__Written exercise__
Reproduce the whole listing, character for character.

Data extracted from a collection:
+++++
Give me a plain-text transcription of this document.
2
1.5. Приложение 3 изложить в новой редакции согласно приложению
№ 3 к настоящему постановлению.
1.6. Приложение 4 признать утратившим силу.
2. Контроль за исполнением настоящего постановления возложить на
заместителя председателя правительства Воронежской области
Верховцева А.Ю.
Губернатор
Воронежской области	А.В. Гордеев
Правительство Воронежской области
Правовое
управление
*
+++++
__Complete response__
Give me a plain-text transcription of this document.
2
1.5. Приложение 3 изложить в новой редакции согласно приложению
№ 3 к настоящему постановлению.
1.6. Приложение 4 признать утратившим силу.
2. Контроль за исполнением настоящего постановления возложить на
заместителя председателя правительства Воронежской области
Верховцева А.Ю.
Губернатор
Воронежской области	А.В. Гордеев
Правительство Воронежской области
Правовое
управление
*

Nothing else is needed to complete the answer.